▶ **TEXT PASSAGE**:
....
In 1882 a fire seriously damaged the central block of the house which was virtually reconstructed in 1882–3, probably from designs by John Birch. Additions on the west during the 19th century obscured the symmetry of the original layout and to a lesser extent there have been additions and alterations during the conversion of the house for laboratory use. There is an ice-house to the east of the stable block.
After selling the manor in 1649 Sir John Evelyn retained a property in Everleigh called Taylorshold which in 1658 he conveyed to Thomas Clark. (fn. 90) From Clark it passed to Richard Watson, D.D., who some time after 1672 conveyed it to Queens' College, Cambridge. (fn. 91) In 1734 Sir John Astley (d. 1771), wishing to acquire a base in Everleigh from which to hunt, bought a small estate at Kingston (Cambs.) in order to exchange it with the college for their land in Everleigh. (fn. 92) The exchange was effected by private Act. (fn. 93) By it Sir John gained land and outbuildings then called Lake's, but almost certainly to be identified as Lower House farm, (fn. 94) and an inn called the Rose and Crown which he proposed to renovate to provide the accommodation and stabling he desired. (fn. 95)
A farm of some 200 a. in Everleigh descended with the manor of Collingbourne Ducis. (fn. 96) In 1765, when it was called Everleigh or Noyes farm, it was bought by Sir John Astley and merged with Everleigh manor. (fn. 97)
....
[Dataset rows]
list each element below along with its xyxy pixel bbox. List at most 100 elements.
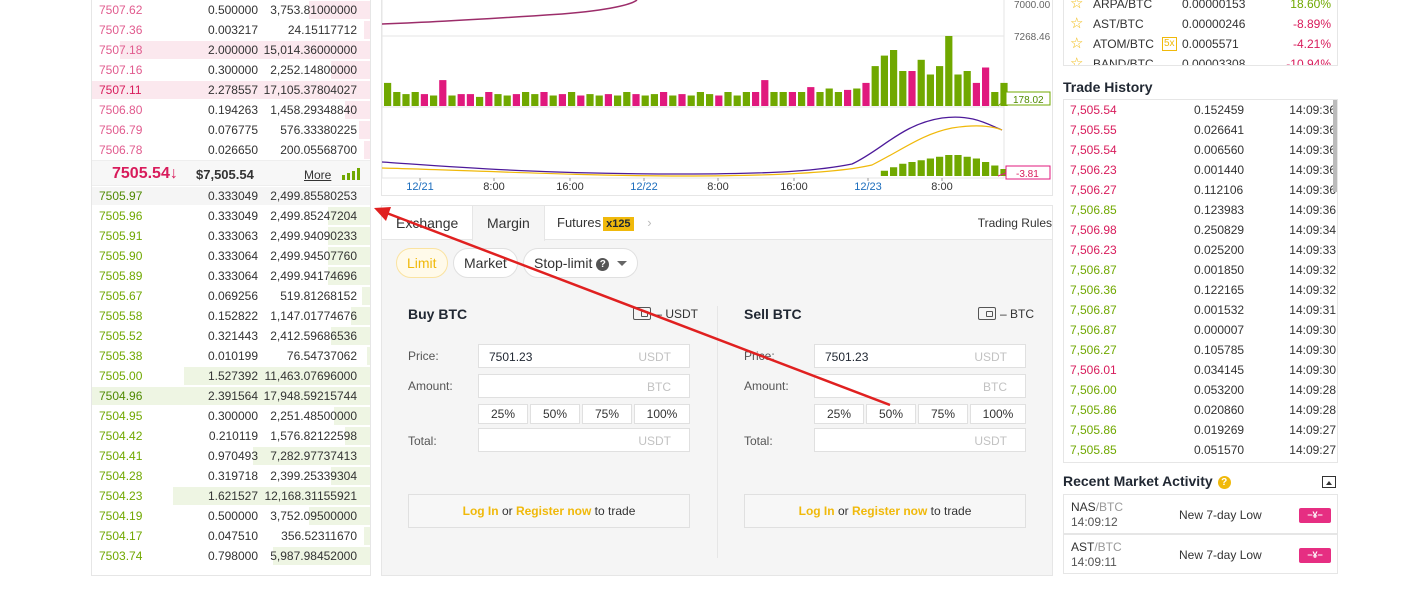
volume-bar <box>724 92 732 106</box>
chevron-right-icon[interactable]: › <box>647 215 651 230</box>
sell-price-input[interactable]: 7501.23 USDT <box>814 344 1026 368</box>
ask-row[interactable]: 7506.79 0.076775 576.33380225 <box>92 120 370 140</box>
buy-price-input[interactable]: 7501.23 USDT <box>478 344 690 368</box>
ask-row[interactable]: 7506.78 0.026650 200.05568700 <box>92 140 370 160</box>
collapse-icon[interactable] <box>1322 476 1336 488</box>
volume-bar <box>880 55 888 106</box>
star-icon[interactable]: ☆ <box>1070 54 1083 65</box>
order-type-stop-limit[interactable]: Stop-limit? <box>523 248 639 278</box>
star-icon[interactable]: ☆ <box>1070 34 1083 54</box>
market-row[interactable]: ☆ ARPA/BTC 0.00000153 18.60% <box>1064 0 1337 14</box>
price-chart[interactable]: 7000.00 7268.46 178.02 -3.81 12/21 8:00 16:00 1… <box>381 0 1053 196</box>
signal-bars-icon[interactable] <box>342 168 360 180</box>
order-type-limit[interactable]: Limit <box>396 248 448 278</box>
trade-time: 14:09:36 <box>1289 123 1336 137</box>
bid-row[interactable]: 7505.38 0.010199 76.54737062 <box>92 346 370 366</box>
buy-pct-100[interactable]: 100% <box>634 404 690 424</box>
market-row[interactable]: ☆ AST/BTC 0.00000246 -8.89% <box>1064 14 1337 34</box>
volume-bar <box>972 82 980 106</box>
bid-row[interactable]: 7505.96 0.333049 2,499.85247204 <box>92 206 370 226</box>
buy-register-link[interactable]: Register now <box>516 504 591 518</box>
more-link[interactable]: More <box>304 162 331 188</box>
ask-row[interactable]: 7506.80 0.194263 1,458.29348840 <box>92 100 370 120</box>
buy-amount-input[interactable]: BTC <box>478 374 690 398</box>
help-icon[interactable]: ? <box>1217 476 1231 489</box>
bid-row[interactable]: 7505.90 0.333064 2,499.94507760 <box>92 246 370 266</box>
ask-row[interactable]: 7507.11 2.278557 17,105.37804027 <box>92 80 370 100</box>
tab-margin[interactable]: Margin <box>472 206 545 241</box>
ask-row[interactable]: 7507.62 0.500000 3,753.81000000 <box>92 0 370 20</box>
buy-pct-75[interactable]: 75% <box>582 404 632 424</box>
buy-login-link[interactable]: Log In <box>463 504 499 518</box>
buy-pct-50[interactable]: 50% <box>530 404 580 424</box>
bid-row[interactable]: 7504.42 0.210119 1,576.82122598 <box>92 426 370 446</box>
activity-row[interactable]: NAS/BTC 14:09:12 New 7-day Low −¥− <box>1063 494 1338 534</box>
bid-row[interactable]: 7503.74 0.798000 5,987.98452000 <box>92 546 370 566</box>
leverage-badge: 5x <box>1162 37 1177 51</box>
order-type-market[interactable]: Market <box>453 248 518 278</box>
trade-price: 7,505.85 <box>1070 443 1117 457</box>
volume-axis-top-label: 7268.46 <box>1014 32 1051 43</box>
bid-total: 2,399.25339304 <box>270 469 357 483</box>
tab-exchange[interactable]: Exchange <box>382 206 472 240</box>
volume-bar <box>540 92 548 106</box>
ask-price: 7507.62 <box>99 3 143 17</box>
sell-register-link[interactable]: Register now <box>852 504 927 518</box>
sell-pct-100[interactable]: 100% <box>970 404 1026 424</box>
bid-row[interactable]: 7504.96 2.391564 17,948.59215744 <box>92 386 370 406</box>
buy-total-input[interactable]: USDT <box>478 428 690 452</box>
sell-pct-75[interactable]: 75% <box>918 404 968 424</box>
help-icon[interactable]: ? <box>596 258 610 271</box>
bid-row[interactable]: 7505.52 0.321443 2,412.59686536 <box>92 326 370 346</box>
sell-amount-input[interactable]: BTC <box>814 374 1026 398</box>
bid-row[interactable]: 7505.67 0.069256 519.81268152 <box>92 286 370 306</box>
trade-price: 7,505.86 <box>1070 403 1117 417</box>
bid-row[interactable]: 7505.00 1.527392 11,463.07696000 <box>92 366 370 386</box>
macd-bar <box>972 158 980 176</box>
volume-bar <box>402 94 410 106</box>
bid-total: 76.54737062 <box>286 349 357 363</box>
sell-pct-25[interactable]: 25% <box>814 404 864 424</box>
trade-price: 7,506.87 <box>1070 303 1117 317</box>
trade-time: 14:09:31 <box>1289 303 1336 317</box>
sell-login-link[interactable]: Log In <box>799 504 835 518</box>
trading-rules-link[interactable]: Trading Rules <box>978 216 1052 230</box>
star-icon[interactable]: ☆ <box>1070 14 1083 34</box>
ask-row[interactable]: 7507.36 0.003217 24.15117712 <box>92 20 370 40</box>
volume-bar <box>770 92 778 106</box>
sell-total-input[interactable]: USDT <box>814 428 1026 452</box>
ask-row[interactable]: 7507.18 2.000000 15,014.36000000 <box>92 40 370 60</box>
bid-row[interactable]: 7504.23 1.621527 12,168.31155921 <box>92 486 370 506</box>
activity-base: AST <box>1071 540 1095 554</box>
bid-row[interactable]: 7505.58 0.152822 1,147.01774676 <box>92 306 370 326</box>
bid-row[interactable]: 7504.17 0.047510 356.52311670 <box>92 526 370 546</box>
trade-price: 7,506.36 <box>1070 283 1117 297</box>
ask-row[interactable]: 7507.16 0.300000 2,252.14800000 <box>92 60 370 80</box>
sell-pct-50[interactable]: 50% <box>866 404 916 424</box>
volume-bar <box>687 95 695 106</box>
bid-row[interactable]: 7505.97 0.333049 2,499.85580253 <box>92 186 370 206</box>
buy-pct-25[interactable]: 25% <box>478 404 528 424</box>
tab-futures[interactable]: Futures x125 › <box>543 206 666 240</box>
bid-row[interactable]: 7504.28 0.319718 2,399.25339304 <box>92 466 370 486</box>
market-row[interactable]: ☆ ATOM/BTC 5x 0.0005571 -4.21% <box>1064 34 1337 54</box>
trade-history-scrollbar[interactable] <box>1333 100 1337 192</box>
bid-row[interactable]: 7505.89 0.333064 2,499.94174696 <box>92 266 370 286</box>
trade-price: 7,505.41 <box>1070 460 1117 462</box>
activity-row[interactable]: AST/BTC 14:09:11 New 7-day Low −¥− <box>1063 534 1338 574</box>
buy-total-unit: USDT <box>638 434 671 448</box>
bid-row[interactable]: 7504.41 0.970493 7,282.97737413 <box>92 446 370 466</box>
market-row[interactable]: ☆ BAND/BTC 0.00003308 -10.94% <box>1064 54 1337 66</box>
market-price: 0.00003308 <box>1182 57 1246 66</box>
bid-row[interactable]: 7504.95 0.300000 2,251.48500000 <box>92 406 370 426</box>
star-icon[interactable]: ☆ <box>1070 0 1083 14</box>
ask-price: 7507.16 <box>99 63 143 77</box>
depth-bar <box>364 141 370 159</box>
macd-bar <box>899 163 907 176</box>
volume-bar <box>439 80 447 106</box>
bid-row[interactable]: 7505.91 0.333063 2,499.94090233 <box>92 226 370 246</box>
bid-row[interactable]: 7504.19 0.500000 3,752.09500000 <box>92 506 370 526</box>
chevron-down-icon[interactable] <box>617 261 628 266</box>
bid-amount: 0.300000 <box>207 409 258 423</box>
chart-svg: 7000.00 7268.46 178.02 -3.81 12/21 8:00 16:00 1… <box>382 0 1051 193</box>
....
▶ **WRITTEN EXERCISE 1**: In the rows, starting at the line that contains "volume-bar <box>724 92 732 106</box>" and ending at the line that contains "star-icon[interactable]: ☆ <box>1070 34", replace "ask-row" with "offer-row" and return only those lines with nothing else changed.
▶ **WRITTEN EXERCISE 2**: Carry on the passage about the Everleigh properties from its last sentence.

▶ **TASK ANSWER 1**:
volume-bar <box>724 92 732 106</box>
chevron-right-icon[interactable]: › <box>647 215 651 230</box>
sell-price-input[interactable]: 7501.23 USDT <box>814 344 1026 368</box>
offer-row[interactable]: 7506.79 0.076775 576.33380225 <box>92 120 370 140</box>
buy-price-input[interactable]: 7501.23 USDT <box>478 344 690 368</box>
offer-row[interactable]: 7506.78 0.026650 200.05568700 <box>92 140 370 160</box>
collapse-icon[interactable] <box>1322 476 1336 488</box>
volume-bar <box>880 55 888 106</box>
star-icon[interactable]: ☆ <box>1070 54 1083 65</box>
order-type-stop-limit[interactable]: Stop-limit? <box>523 248 639 278</box>
star-icon[interactable]: ☆ <box>1070 34 1083 54</box>

▶ **TASK ANSWER 2**:
In 1212 Everleigh was valued at £23 10s. and, with the addition of its stock, at £32. (fn. 98) By the late 13th century, besides a capital messuage with its curtilage and dovecot there were on the manor 524 a. of arable valued at £8 14s. 8d. and 80 a. of poor land worth 13s. 4d. There were 8 a. of meadow worth 24s., and pasture in several and in common worth 65s. 4d. Rents of free tenants were valued at 77s. a year, of customers and cottars at £4 1s., and labour services and customary payments were valued at £10 6s. 7d. (fn. 99) A fuller extent of 1361 gives 360 a. of arable, half of which could be sown every year, while the other half lay fallow and could be exploited in common by the tenants. The meadow was also pastured in common after haymaking. There was pasture for 3 draught beasts, 12 oxen, and 500 sheep. (fn. 100)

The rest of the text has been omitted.